WORK INSTRUCTIONS —
Search the data for the word "marker" and copy every line that contains it.

(Records from a dataset)
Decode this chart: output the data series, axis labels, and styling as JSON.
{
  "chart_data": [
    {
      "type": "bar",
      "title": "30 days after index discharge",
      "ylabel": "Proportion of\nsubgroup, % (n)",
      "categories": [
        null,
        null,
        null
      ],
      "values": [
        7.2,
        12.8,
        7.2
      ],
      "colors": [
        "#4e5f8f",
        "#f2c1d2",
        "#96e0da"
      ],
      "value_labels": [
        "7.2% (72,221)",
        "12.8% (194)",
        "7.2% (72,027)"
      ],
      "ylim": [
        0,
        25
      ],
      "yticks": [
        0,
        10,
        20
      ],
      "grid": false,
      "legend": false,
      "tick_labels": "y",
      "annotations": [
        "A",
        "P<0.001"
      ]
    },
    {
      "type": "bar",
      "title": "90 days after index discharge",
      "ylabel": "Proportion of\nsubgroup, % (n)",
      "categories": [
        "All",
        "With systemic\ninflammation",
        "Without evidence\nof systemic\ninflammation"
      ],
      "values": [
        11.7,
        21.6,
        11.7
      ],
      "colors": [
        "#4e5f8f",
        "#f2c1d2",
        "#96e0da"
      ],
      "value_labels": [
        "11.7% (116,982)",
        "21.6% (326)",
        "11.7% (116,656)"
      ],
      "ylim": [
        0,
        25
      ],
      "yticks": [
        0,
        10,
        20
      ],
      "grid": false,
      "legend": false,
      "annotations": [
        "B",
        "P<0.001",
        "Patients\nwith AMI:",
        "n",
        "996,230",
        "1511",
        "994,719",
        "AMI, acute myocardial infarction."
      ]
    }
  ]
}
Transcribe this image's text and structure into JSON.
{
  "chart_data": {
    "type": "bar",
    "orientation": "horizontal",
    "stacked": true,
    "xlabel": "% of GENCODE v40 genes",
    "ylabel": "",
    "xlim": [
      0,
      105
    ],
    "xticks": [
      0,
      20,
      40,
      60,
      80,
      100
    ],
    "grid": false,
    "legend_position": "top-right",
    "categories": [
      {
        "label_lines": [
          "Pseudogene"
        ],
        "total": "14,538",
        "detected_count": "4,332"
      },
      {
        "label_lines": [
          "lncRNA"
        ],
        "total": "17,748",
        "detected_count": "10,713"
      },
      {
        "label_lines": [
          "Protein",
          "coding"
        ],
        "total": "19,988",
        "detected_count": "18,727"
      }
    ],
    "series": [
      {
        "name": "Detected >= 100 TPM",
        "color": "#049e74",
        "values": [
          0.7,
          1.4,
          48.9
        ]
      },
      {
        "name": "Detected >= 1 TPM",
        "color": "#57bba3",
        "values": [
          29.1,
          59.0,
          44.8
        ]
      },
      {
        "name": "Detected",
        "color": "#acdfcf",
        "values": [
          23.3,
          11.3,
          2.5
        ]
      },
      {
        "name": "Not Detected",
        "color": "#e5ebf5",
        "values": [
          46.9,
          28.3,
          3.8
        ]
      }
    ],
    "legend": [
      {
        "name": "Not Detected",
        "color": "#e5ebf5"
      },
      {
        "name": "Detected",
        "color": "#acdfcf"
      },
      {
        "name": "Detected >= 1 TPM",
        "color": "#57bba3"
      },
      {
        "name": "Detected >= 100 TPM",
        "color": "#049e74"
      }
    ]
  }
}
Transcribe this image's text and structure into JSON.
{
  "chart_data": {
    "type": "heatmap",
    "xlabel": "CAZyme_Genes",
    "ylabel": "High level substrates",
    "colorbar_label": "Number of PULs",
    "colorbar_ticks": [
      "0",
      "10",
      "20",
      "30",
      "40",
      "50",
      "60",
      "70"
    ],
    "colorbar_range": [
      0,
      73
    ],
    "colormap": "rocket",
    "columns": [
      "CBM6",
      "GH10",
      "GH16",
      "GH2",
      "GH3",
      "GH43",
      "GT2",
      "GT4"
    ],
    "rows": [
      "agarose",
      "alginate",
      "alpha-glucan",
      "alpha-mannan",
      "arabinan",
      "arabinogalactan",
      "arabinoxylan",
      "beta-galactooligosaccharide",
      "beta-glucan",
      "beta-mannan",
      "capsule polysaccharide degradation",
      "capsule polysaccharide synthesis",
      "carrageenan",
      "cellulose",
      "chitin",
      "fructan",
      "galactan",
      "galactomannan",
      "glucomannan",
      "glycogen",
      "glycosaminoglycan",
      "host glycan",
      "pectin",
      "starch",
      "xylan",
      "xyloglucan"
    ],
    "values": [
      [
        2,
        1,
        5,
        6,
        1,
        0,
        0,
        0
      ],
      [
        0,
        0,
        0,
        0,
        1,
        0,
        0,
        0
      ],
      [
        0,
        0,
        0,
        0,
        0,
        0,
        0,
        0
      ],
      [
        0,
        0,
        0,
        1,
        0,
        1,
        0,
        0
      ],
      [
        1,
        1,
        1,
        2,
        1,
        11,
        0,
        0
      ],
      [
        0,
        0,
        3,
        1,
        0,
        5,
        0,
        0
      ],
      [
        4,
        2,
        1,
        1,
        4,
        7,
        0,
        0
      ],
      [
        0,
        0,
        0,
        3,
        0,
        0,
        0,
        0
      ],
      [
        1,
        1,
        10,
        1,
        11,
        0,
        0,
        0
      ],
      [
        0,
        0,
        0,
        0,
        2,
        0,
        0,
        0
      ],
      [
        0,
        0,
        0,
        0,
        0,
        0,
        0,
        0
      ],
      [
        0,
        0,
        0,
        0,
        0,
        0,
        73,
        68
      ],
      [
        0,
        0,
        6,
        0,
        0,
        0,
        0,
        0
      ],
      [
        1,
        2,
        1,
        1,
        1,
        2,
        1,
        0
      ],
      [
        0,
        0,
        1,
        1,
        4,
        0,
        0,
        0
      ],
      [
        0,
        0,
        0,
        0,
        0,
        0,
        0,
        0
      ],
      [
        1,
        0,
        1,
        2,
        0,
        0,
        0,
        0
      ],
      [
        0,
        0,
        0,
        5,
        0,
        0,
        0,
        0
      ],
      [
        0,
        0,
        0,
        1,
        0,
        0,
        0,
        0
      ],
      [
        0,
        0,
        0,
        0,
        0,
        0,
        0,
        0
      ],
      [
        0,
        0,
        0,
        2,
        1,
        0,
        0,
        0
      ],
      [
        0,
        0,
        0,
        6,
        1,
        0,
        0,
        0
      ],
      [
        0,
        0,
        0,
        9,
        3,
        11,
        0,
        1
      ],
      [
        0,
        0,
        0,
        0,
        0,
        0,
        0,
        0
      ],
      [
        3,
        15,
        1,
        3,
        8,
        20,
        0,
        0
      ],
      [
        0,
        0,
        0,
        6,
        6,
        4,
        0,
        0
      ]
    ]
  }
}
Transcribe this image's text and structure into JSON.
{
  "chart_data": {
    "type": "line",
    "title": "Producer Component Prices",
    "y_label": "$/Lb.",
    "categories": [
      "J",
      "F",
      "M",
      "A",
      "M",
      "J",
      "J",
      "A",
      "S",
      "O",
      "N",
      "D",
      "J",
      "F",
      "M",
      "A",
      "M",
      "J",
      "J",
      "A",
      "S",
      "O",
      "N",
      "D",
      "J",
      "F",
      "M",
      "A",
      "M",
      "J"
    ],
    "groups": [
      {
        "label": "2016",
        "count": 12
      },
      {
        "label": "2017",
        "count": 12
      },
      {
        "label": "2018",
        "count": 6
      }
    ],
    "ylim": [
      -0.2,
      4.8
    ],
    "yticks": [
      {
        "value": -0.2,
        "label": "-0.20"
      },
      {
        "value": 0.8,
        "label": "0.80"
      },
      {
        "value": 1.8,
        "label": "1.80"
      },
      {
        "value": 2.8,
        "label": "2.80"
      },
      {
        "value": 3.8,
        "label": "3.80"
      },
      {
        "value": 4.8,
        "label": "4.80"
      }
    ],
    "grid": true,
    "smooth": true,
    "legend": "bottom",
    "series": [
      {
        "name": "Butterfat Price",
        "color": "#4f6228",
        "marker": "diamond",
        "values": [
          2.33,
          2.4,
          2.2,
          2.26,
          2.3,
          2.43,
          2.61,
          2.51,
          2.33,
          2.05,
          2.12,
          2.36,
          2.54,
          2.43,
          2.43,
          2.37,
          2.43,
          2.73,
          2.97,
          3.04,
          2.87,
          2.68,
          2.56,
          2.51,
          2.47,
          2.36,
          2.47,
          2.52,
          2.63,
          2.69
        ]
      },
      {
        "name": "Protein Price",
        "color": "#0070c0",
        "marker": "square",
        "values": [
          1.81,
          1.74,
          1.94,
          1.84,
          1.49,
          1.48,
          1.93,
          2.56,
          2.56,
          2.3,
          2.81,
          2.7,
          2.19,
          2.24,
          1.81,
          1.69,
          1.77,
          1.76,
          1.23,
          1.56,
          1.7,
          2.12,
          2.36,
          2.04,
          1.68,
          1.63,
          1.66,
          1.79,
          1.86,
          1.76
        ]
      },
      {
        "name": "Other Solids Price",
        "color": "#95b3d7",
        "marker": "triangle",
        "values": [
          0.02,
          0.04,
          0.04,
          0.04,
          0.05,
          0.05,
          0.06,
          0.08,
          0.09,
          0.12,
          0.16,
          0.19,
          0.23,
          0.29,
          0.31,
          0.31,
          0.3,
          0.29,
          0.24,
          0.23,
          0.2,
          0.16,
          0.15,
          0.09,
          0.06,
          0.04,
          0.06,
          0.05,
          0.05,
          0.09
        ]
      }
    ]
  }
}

EXPECTED ANSWER —
        "marker": "diamond",
        "marker": "square",
        "marker": "triangle",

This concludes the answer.